Text to read:

It’s important to spend time with your spouse but how do we find the time? Here’s a suggestion, turn it off. What is “it” that I am referring to? Anything that comes in between you or interrupts, or has the potential to interrupt, your time together. If you are in the car, even for a few minutes, turn off the radio. Don’t force a conversation but sincerely ask your spouse what they are thinking about or how they are feeling. If they don’t feel like just opening up immediately (which may often be the case) that’s okay. Leave the radio off and wait. Most likely nine times out of ten they’ll open up and begin talking. And WHAMMO! you have a conversation.

Another suggestion is to turn off your cell phones or take the landline off the hook. I can’t count the number of times I’ve been out to dinner with my wife or simply at home watching a movie and snuggling and the phone will ring. Sometimes I suspect that the world is conspiring against us because we’ll be in the middle of a great conversation or just got comfortable in front of the television and RING! So turn it off.

Data items:

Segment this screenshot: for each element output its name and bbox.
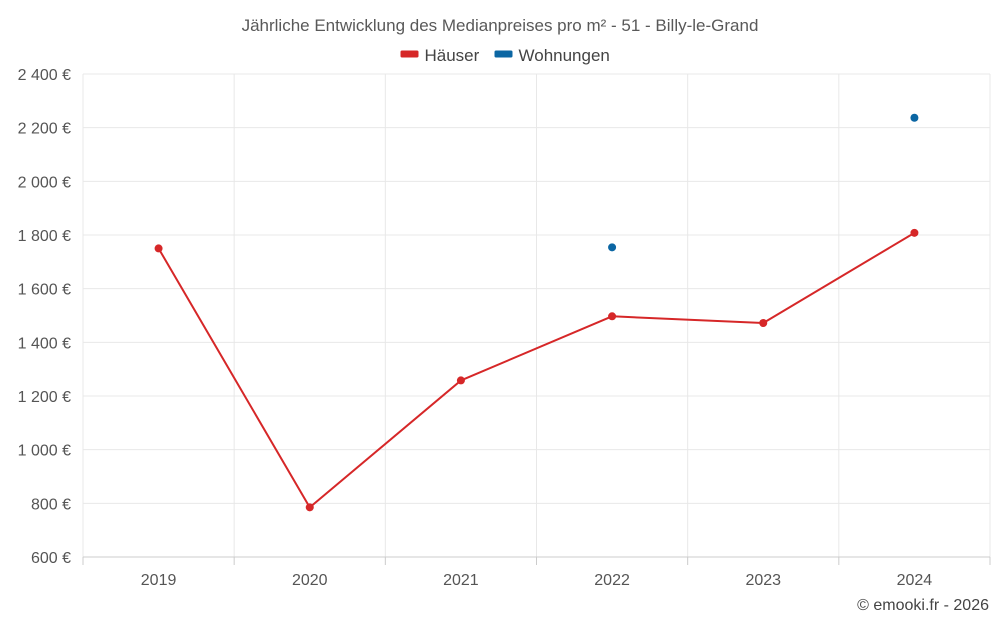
series-line-segment: [762, 231, 916, 325]
series-line-segment: [459, 315, 614, 382]
series-line-segment: [611, 315, 765, 325]
y-tick-label: 800 €: [31, 496, 71, 513]
y-tick-label: 1 400 €: [18, 335, 71, 352]
series-häuser: [154, 228, 919, 512]
y-tick-label: 2 400 €: [18, 67, 71, 84]
data-point: [608, 312, 617, 321]
legend: Häuser Wohnungen: [400, 46, 610, 65]
x-tick-label: 2019: [141, 572, 177, 589]
series-layer: [154, 113, 919, 512]
data-point: [456, 376, 465, 385]
series-line-segment: [308, 379, 462, 509]
data-point: [154, 244, 163, 253]
y-tick-label: 1 000 €: [18, 443, 71, 460]
y-tick-label: 2 000 €: [18, 174, 71, 191]
x-tick-label: 2021: [443, 572, 479, 589]
y-tick-label: 600 €: [31, 550, 71, 567]
x-tick-label: 2024: [897, 572, 933, 589]
legend-item: Häuser: [400, 46, 480, 65]
x-axis: 2019 2020 2021 2022 2023 2024: [82, 556, 991, 589]
legend-swatch: [400, 50, 419, 58]
y-tick-label: 1 200 €: [18, 389, 71, 406]
data-point: [910, 113, 919, 122]
x-tick-label: 2022: [594, 572, 630, 589]
y-tick-label: 1 600 €: [18, 282, 71, 299]
data-point: [608, 243, 617, 252]
credit-text: © emooki.fr - 2026: [857, 597, 989, 614]
y-tick-label: 1 800 €: [18, 228, 71, 245]
data-point: [305, 503, 314, 512]
series-wohnungen: [608, 113, 919, 252]
x-tick-label: 2020: [292, 572, 328, 589]
y-axis: 600 € 800 € 1 000 € 1 200 € 1 400 € 1 600 € 1 …: [18, 67, 71, 567]
legend-item: Wohnungen: [494, 46, 610, 65]
legend-label: Häuser: [425, 46, 480, 65]
y-tick-label: 2 200 €: [18, 121, 71, 138]
chart-title: Jährliche Entwicklung des Medianpreises …: [242, 16, 759, 35]
legend-swatch: [494, 50, 513, 58]
legend-label: Wohnungen: [519, 46, 610, 65]
data-point: [910, 228, 919, 237]
x-tick-label: 2023: [745, 572, 781, 589]
series-line-segment: [157, 247, 311, 509]
data-point: [759, 319, 768, 328]
grid: [82, 73, 991, 557]
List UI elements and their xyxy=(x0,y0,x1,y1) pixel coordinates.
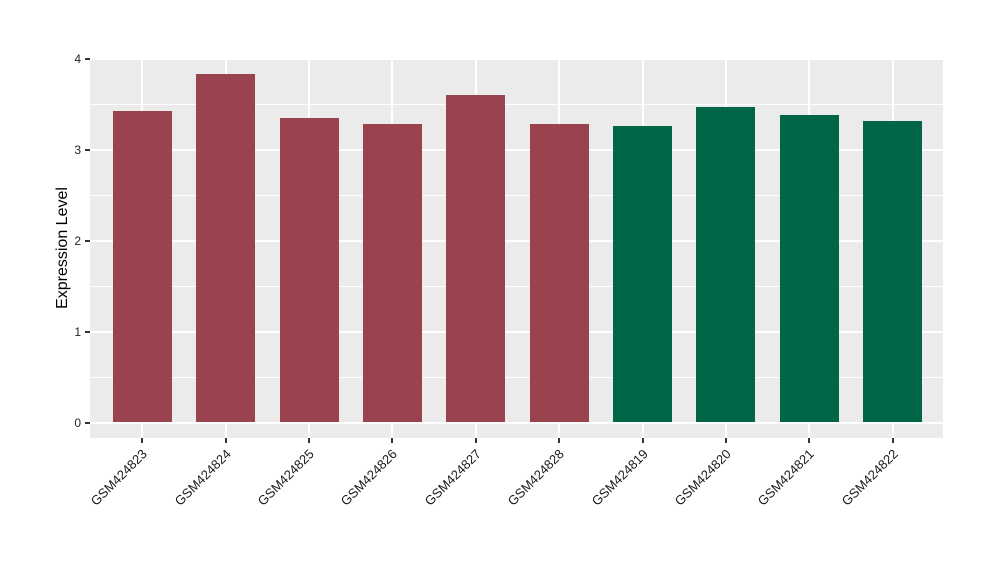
bar-GSM424821 xyxy=(779,115,839,423)
x-tick-mark xyxy=(224,438,227,443)
gridline-major xyxy=(90,58,943,60)
x-tick-mark xyxy=(308,438,311,443)
y-tick-label: 0 xyxy=(74,415,81,430)
x-tick-label-text: GSM424819 xyxy=(588,446,651,509)
bar-GSM424826 xyxy=(362,123,422,423)
bar-GSM424828 xyxy=(529,123,589,423)
x-tick-label-text: GSM424827 xyxy=(421,446,484,509)
plot-panel xyxy=(90,58,943,438)
y-tick-mark xyxy=(85,330,90,333)
x-tick-mark xyxy=(141,438,144,443)
x-tick-label-text: GSM424825 xyxy=(254,446,317,509)
x-tick-label-text: GSM424826 xyxy=(338,446,401,509)
gridline-major xyxy=(90,239,943,242)
y-axis-title: Expression Level xyxy=(54,187,71,309)
bar-GSM424820 xyxy=(696,107,756,423)
y-tick-label: 1 xyxy=(74,324,81,339)
x-tick-mark xyxy=(724,438,727,443)
y-tick-mark xyxy=(85,148,90,151)
gridline-major xyxy=(90,421,943,424)
y-tick-mark xyxy=(85,421,90,424)
y-tick-label: 4 xyxy=(74,52,81,66)
bar-GSM424819 xyxy=(613,126,672,423)
y-tick-mark xyxy=(85,58,90,60)
gridline-major xyxy=(90,148,943,151)
x-tick-mark xyxy=(891,438,894,443)
bar-GSM424827 xyxy=(446,95,506,423)
y-tick-mark xyxy=(85,239,90,242)
x-tick-mark xyxy=(474,438,477,443)
gridline-major xyxy=(90,330,943,333)
bar-GSM424825 xyxy=(279,118,339,423)
x-tick-label-text: GSM424821 xyxy=(754,446,818,509)
x-tick-mark xyxy=(391,438,394,443)
gridline-minor xyxy=(90,376,943,378)
x-tick-label-text: GSM424820 xyxy=(671,446,734,509)
bar-GSM424823 xyxy=(112,110,172,423)
gridline-minor xyxy=(90,194,943,196)
x-tick-mark xyxy=(808,438,811,443)
gridline-minor xyxy=(90,103,943,105)
bar-GSM424822 xyxy=(863,120,923,423)
bar-GSM424824 xyxy=(196,74,256,423)
x-tick-label-text: GSM424828 xyxy=(504,446,568,509)
y-tick-label: 3 xyxy=(74,142,81,157)
y-tick-label: 2 xyxy=(74,233,81,248)
x-tick-label-text: GSM424824 xyxy=(171,446,234,509)
x-tick-label-text: GSM424823 xyxy=(88,446,151,509)
x-tick-label-text: GSM424822 xyxy=(838,446,901,509)
x-tick-mark xyxy=(641,438,644,443)
gridline-minor xyxy=(90,285,943,287)
x-tick-mark xyxy=(558,438,561,443)
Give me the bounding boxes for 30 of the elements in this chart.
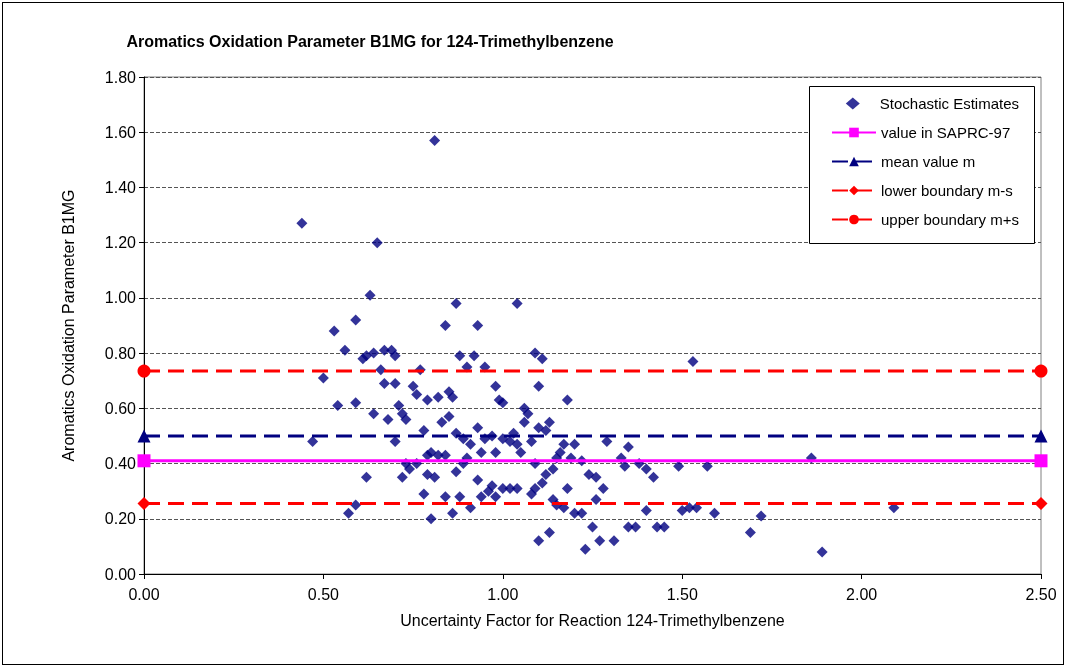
y-tick-label: 1.60 (104, 123, 137, 141)
y-tick-label: 1.80 (104, 68, 137, 86)
x-tick-label: 2.00 (846, 585, 878, 603)
legend-label: lower boundary m-s (881, 182, 1013, 199)
y-tick-label: 0.20 (104, 510, 137, 528)
point (1034, 454, 1048, 468)
point (137, 364, 151, 378)
legend-label: Stochastic Estimates (879, 95, 1019, 112)
y-tick-label: 0.40 (104, 455, 137, 473)
y-axis-title: Aromatics Oxidation Parameter B1MG (59, 189, 77, 462)
x-tick-label: 0.00 (128, 585, 160, 603)
x-tick-label: 0.50 (307, 585, 340, 603)
legend-label: mean value m (881, 153, 976, 170)
x-tick-label: 2.50 (1025, 585, 1057, 603)
chart-title: Aromatics Oxidation Parameter B1MG for 124-Trimethylbenzene (126, 32, 614, 50)
y-tick-label: 1.00 (104, 289, 137, 307)
legend-label: value in SAPRC-97 (881, 124, 1011, 141)
y-tick-label: 1.20 (104, 234, 137, 252)
point (137, 454, 151, 468)
y-tick-label: 0.80 (104, 344, 137, 362)
point (1034, 497, 1048, 511)
legend-label: upper boundary m+s (881, 211, 1020, 228)
y-tick-label: 0.60 (104, 399, 137, 417)
x-axis-title: Uncertainty Factor for Reaction 124-Trimethylbenzene (400, 611, 785, 629)
point (137, 497, 151, 511)
x-tick-label: 1.50 (666, 585, 698, 603)
y-tick-label: 0.00 (104, 565, 137, 583)
point (1034, 364, 1048, 378)
y-tick-label: 1.40 (104, 178, 137, 196)
x-tick-label: 1.00 (487, 585, 519, 603)
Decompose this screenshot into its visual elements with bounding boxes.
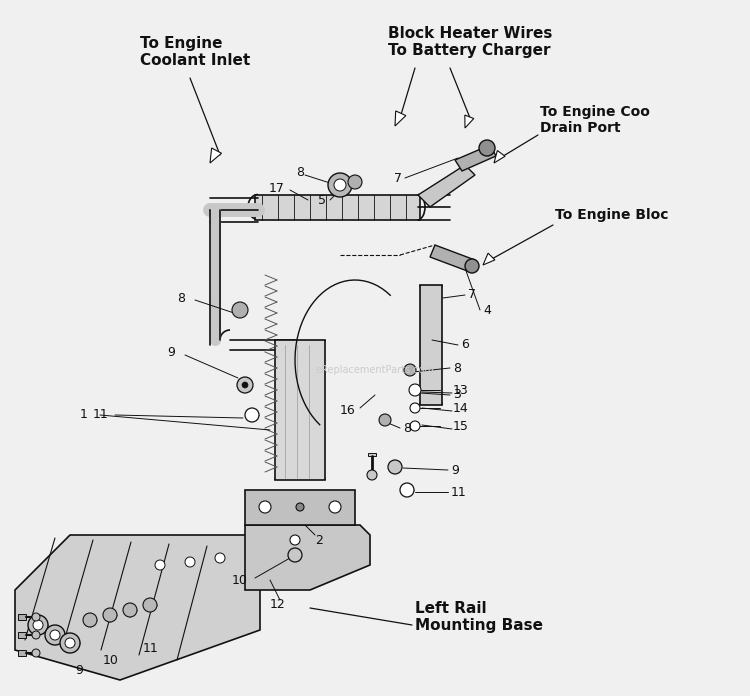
Circle shape bbox=[328, 173, 352, 197]
Polygon shape bbox=[483, 253, 495, 265]
Circle shape bbox=[103, 608, 117, 622]
Text: To Engine Bloc: To Engine Bloc bbox=[555, 208, 668, 222]
Circle shape bbox=[410, 421, 420, 431]
Circle shape bbox=[185, 557, 195, 567]
Text: 8: 8 bbox=[403, 422, 411, 434]
Circle shape bbox=[379, 414, 391, 426]
Text: 3: 3 bbox=[453, 388, 460, 402]
Text: 7: 7 bbox=[468, 289, 476, 301]
Circle shape bbox=[32, 613, 40, 621]
Polygon shape bbox=[15, 535, 260, 680]
Polygon shape bbox=[465, 115, 474, 128]
Text: 14: 14 bbox=[453, 402, 469, 415]
Circle shape bbox=[65, 638, 75, 648]
Circle shape bbox=[245, 408, 259, 422]
Circle shape bbox=[28, 615, 48, 635]
Circle shape bbox=[465, 259, 479, 273]
Text: 2: 2 bbox=[315, 534, 322, 546]
Circle shape bbox=[409, 384, 421, 396]
Text: 10: 10 bbox=[103, 654, 118, 667]
Circle shape bbox=[32, 631, 40, 639]
Bar bbox=[18, 614, 26, 620]
Text: 9: 9 bbox=[75, 663, 82, 677]
Text: Left Rail
Mounting Base: Left Rail Mounting Base bbox=[415, 601, 543, 633]
Circle shape bbox=[83, 613, 97, 627]
Text: 16: 16 bbox=[339, 404, 355, 416]
Bar bbox=[18, 632, 26, 638]
Text: 8: 8 bbox=[177, 292, 185, 305]
Polygon shape bbox=[418, 165, 475, 207]
Polygon shape bbox=[430, 245, 475, 272]
Bar bbox=[275, 340, 325, 480]
Text: 8: 8 bbox=[296, 166, 304, 178]
Circle shape bbox=[215, 553, 225, 563]
Circle shape bbox=[237, 377, 253, 393]
Polygon shape bbox=[245, 525, 370, 590]
Circle shape bbox=[410, 403, 420, 413]
Text: 6: 6 bbox=[461, 338, 469, 351]
Bar bbox=[245, 490, 355, 525]
Bar bbox=[368, 453, 376, 456]
Circle shape bbox=[143, 598, 157, 612]
Circle shape bbox=[60, 633, 80, 653]
Text: 7: 7 bbox=[394, 171, 402, 184]
Text: 11: 11 bbox=[451, 486, 466, 498]
Circle shape bbox=[242, 382, 248, 388]
Polygon shape bbox=[210, 148, 221, 163]
Circle shape bbox=[155, 560, 165, 570]
Circle shape bbox=[388, 460, 402, 474]
Circle shape bbox=[400, 483, 414, 497]
Text: 13: 13 bbox=[453, 383, 469, 397]
Text: 12: 12 bbox=[270, 599, 286, 612]
Text: To Engine Coo
Drain Port: To Engine Coo Drain Port bbox=[540, 105, 650, 135]
Polygon shape bbox=[455, 145, 496, 171]
Circle shape bbox=[259, 501, 271, 513]
Polygon shape bbox=[494, 150, 505, 163]
Text: eReplacementParts.com: eReplacementParts.com bbox=[316, 365, 434, 375]
Bar bbox=[420, 285, 442, 405]
Text: 9: 9 bbox=[451, 464, 459, 477]
Circle shape bbox=[329, 501, 341, 513]
Text: 8: 8 bbox=[453, 361, 461, 374]
Circle shape bbox=[123, 603, 137, 617]
Text: 15: 15 bbox=[453, 420, 469, 432]
Bar bbox=[18, 650, 26, 656]
Text: 1: 1 bbox=[80, 409, 88, 422]
Text: 4: 4 bbox=[483, 303, 490, 317]
Circle shape bbox=[50, 630, 60, 640]
Circle shape bbox=[288, 548, 302, 562]
Circle shape bbox=[290, 535, 300, 545]
Text: 9: 9 bbox=[167, 345, 175, 358]
Polygon shape bbox=[255, 195, 420, 220]
Text: 17: 17 bbox=[269, 182, 285, 194]
Circle shape bbox=[32, 649, 40, 657]
Circle shape bbox=[404, 364, 416, 376]
Text: 11: 11 bbox=[92, 409, 108, 422]
Circle shape bbox=[348, 175, 362, 189]
Text: Block Heater Wires
To Battery Charger: Block Heater Wires To Battery Charger bbox=[388, 26, 552, 58]
Polygon shape bbox=[395, 111, 406, 126]
Circle shape bbox=[479, 140, 495, 156]
Circle shape bbox=[410, 385, 420, 395]
Circle shape bbox=[367, 470, 377, 480]
Circle shape bbox=[296, 503, 304, 511]
Circle shape bbox=[232, 302, 248, 318]
Text: 10: 10 bbox=[232, 574, 248, 587]
Circle shape bbox=[334, 179, 346, 191]
Text: 11: 11 bbox=[143, 642, 159, 654]
Circle shape bbox=[45, 625, 65, 645]
Text: 5: 5 bbox=[318, 193, 326, 207]
Text: To Engine
Coolant Inlet: To Engine Coolant Inlet bbox=[140, 35, 250, 68]
Circle shape bbox=[33, 620, 43, 630]
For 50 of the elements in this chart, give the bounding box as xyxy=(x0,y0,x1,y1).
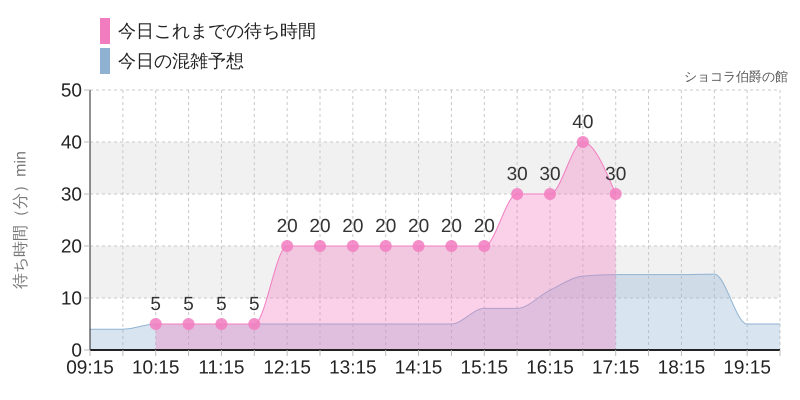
x-tick-label: 13:15 xyxy=(329,357,377,378)
point xyxy=(610,188,622,200)
data-label: 20 xyxy=(408,216,430,237)
data-label: 5 xyxy=(150,294,162,315)
x-tick-label: 17:15 xyxy=(592,357,640,378)
point xyxy=(248,318,260,330)
x-tick-label: 14:15 xyxy=(394,357,442,378)
x-tick-label: 10:15 xyxy=(132,357,180,378)
point xyxy=(445,240,458,252)
point xyxy=(314,240,326,252)
y-tick-label: 40 xyxy=(60,132,82,154)
point xyxy=(182,318,195,330)
y-axis-title: 待ち時間（分）min xyxy=(12,151,30,289)
point xyxy=(150,318,162,330)
point xyxy=(412,240,425,252)
data-label: 20 xyxy=(342,216,364,237)
point xyxy=(380,240,392,252)
data-label: 30 xyxy=(605,164,626,185)
data-label: 20 xyxy=(276,216,298,237)
data-label: 5 xyxy=(248,294,260,315)
data-label: 30 xyxy=(539,164,561,185)
data-label: 20 xyxy=(474,216,495,237)
data-label: 30 xyxy=(506,164,528,185)
point xyxy=(215,318,228,330)
data-label: 20 xyxy=(440,216,462,237)
point xyxy=(281,240,294,252)
point xyxy=(544,188,556,200)
x-tick-label: 11:15 xyxy=(198,357,244,378)
y-tick-label: 20 xyxy=(60,236,82,258)
point xyxy=(511,188,524,200)
y-tick-label: 30 xyxy=(60,184,82,206)
y-tick-label: 50 xyxy=(60,80,82,102)
legend-label: 今日これまでの待ち時間 xyxy=(118,20,316,43)
x-tick-label: 15:15 xyxy=(460,357,508,378)
data-label: 5 xyxy=(183,294,194,315)
x-tick-label: 12:15 xyxy=(263,357,311,378)
point xyxy=(478,240,490,252)
point xyxy=(346,240,359,252)
y-tick-label: 10 xyxy=(60,288,82,310)
x-tick-label: 19:15 xyxy=(723,357,771,378)
point xyxy=(576,136,589,148)
data-label: 20 xyxy=(309,216,331,237)
data-label: 5 xyxy=(216,294,227,315)
data-label: 40 xyxy=(572,112,594,133)
legend-label: 今日の混雑予想 xyxy=(118,50,244,73)
data-label: 20 xyxy=(375,216,396,237)
chart-subtitle: ショコラ伯爵の館 xyxy=(684,68,788,86)
x-tick-label: 09:15 xyxy=(66,357,114,378)
x-tick-label: 18:15 xyxy=(658,357,706,378)
x-tick-label: 16:15 xyxy=(526,357,574,378)
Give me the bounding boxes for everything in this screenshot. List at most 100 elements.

Written tasks:
1 - Answer these about the passage on spending time with your spouse:
(a) What should you switch off while in the car?
(b) What can be done with the landline?
(c) How often does the writer expect a spouse to open up if you wait?
2 - Rewrite the passage on spending time with your spouse from "Another suggestion is" up to and including "So turn it off.", putting "home phone" in place of "landline".

Answers to the exercise:
1 -
(a) The radio.
(b) Take it off the hook.
(c) Most likely nine times out of ten.

2 -
Another suggestion is to turn off your cell phones or take the home phone off the hook. I can’t count the number of times I’ve been out to dinner with my wife or simply at home watching a movie and snuggling and the phone will ring. Sometimes I suspect that the world is conspiring against us because we’ll be in the middle of a great conversation or just got comfortable in front of the television and RING! So turn it off.